The records:
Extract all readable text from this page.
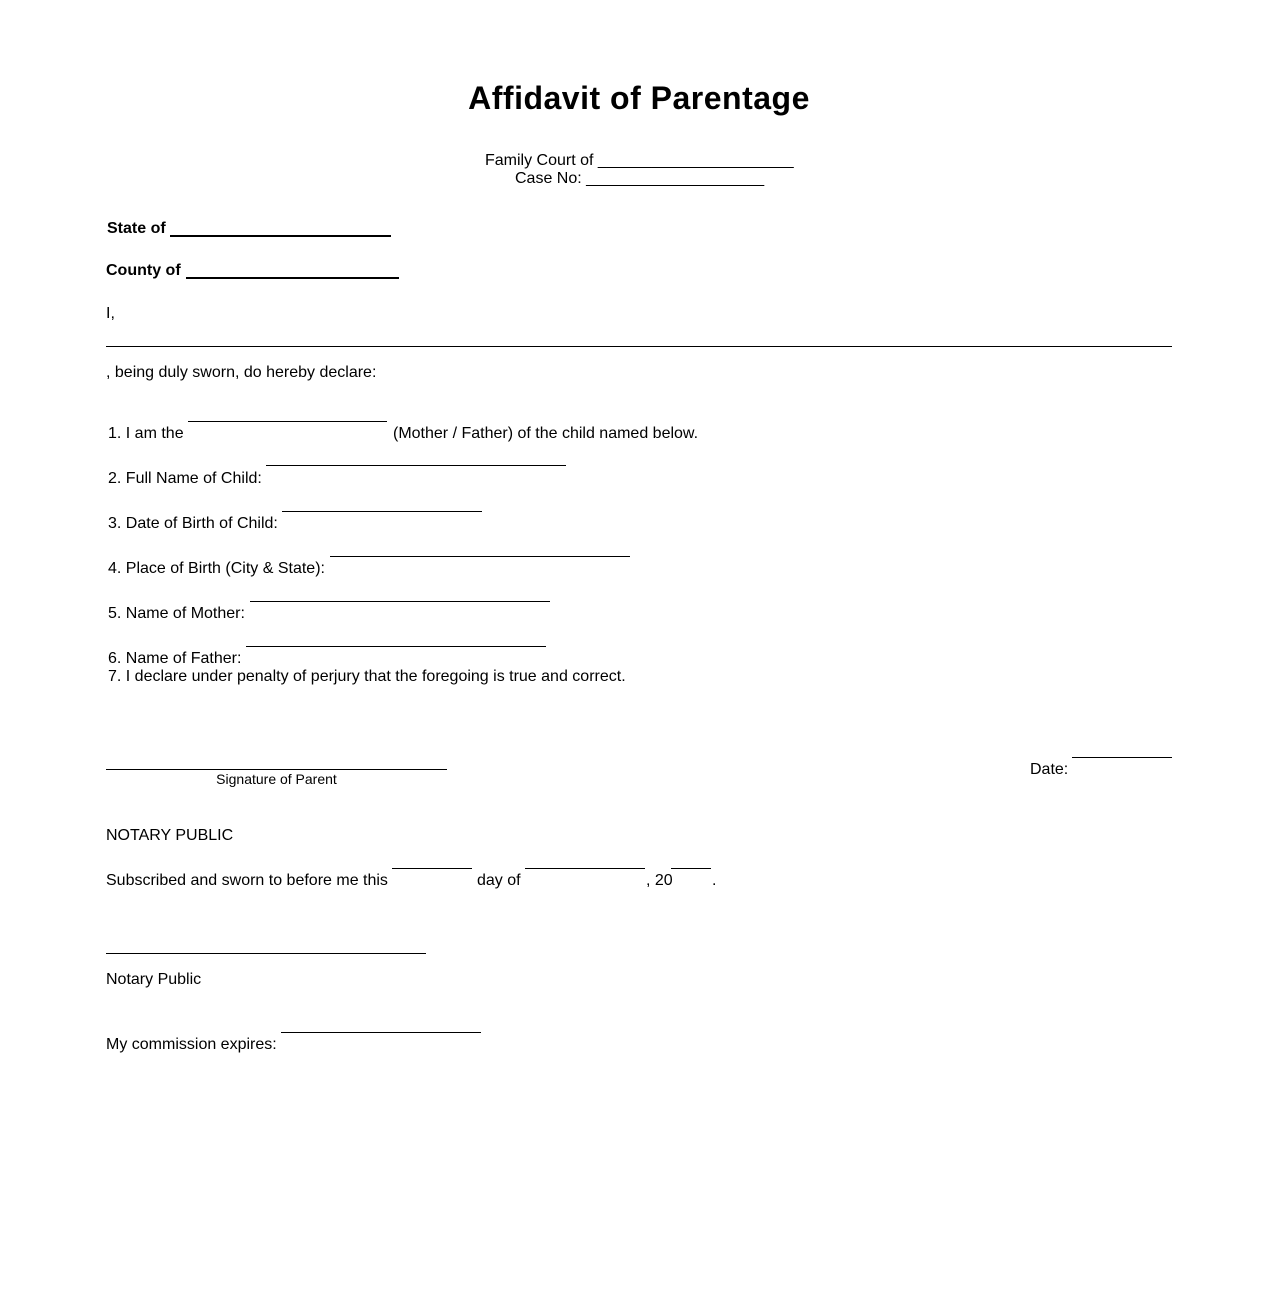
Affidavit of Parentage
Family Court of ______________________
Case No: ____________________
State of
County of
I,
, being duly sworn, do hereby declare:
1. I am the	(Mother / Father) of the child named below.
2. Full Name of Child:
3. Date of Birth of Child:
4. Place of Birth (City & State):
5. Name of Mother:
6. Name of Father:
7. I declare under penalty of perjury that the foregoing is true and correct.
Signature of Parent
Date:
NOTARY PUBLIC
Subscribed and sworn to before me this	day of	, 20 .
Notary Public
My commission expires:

Goal:
Copy out the whole listing exactly, and don't carry over any pictures.

Written reply:
Extract all readable text from this page.
Affidavit of Parentage
Family Court of ______________________
Case No: ____________________
State of
County of
I,
, being duly sworn, do hereby declare:
1. I am the	(Mother / Father) of the child named below.
2. Full Name of Child:
3. Date of Birth of Child:
4. Place of Birth (City & State):
5. Name of Mother:
6. Name of Father:
7. I declare under penalty of perjury that the foregoing is true and correct.
Signature of Parent
Date:
NOTARY PUBLIC
Subscribed and sworn to before me this	day of	, 20 .
Notary Public
My commission expires:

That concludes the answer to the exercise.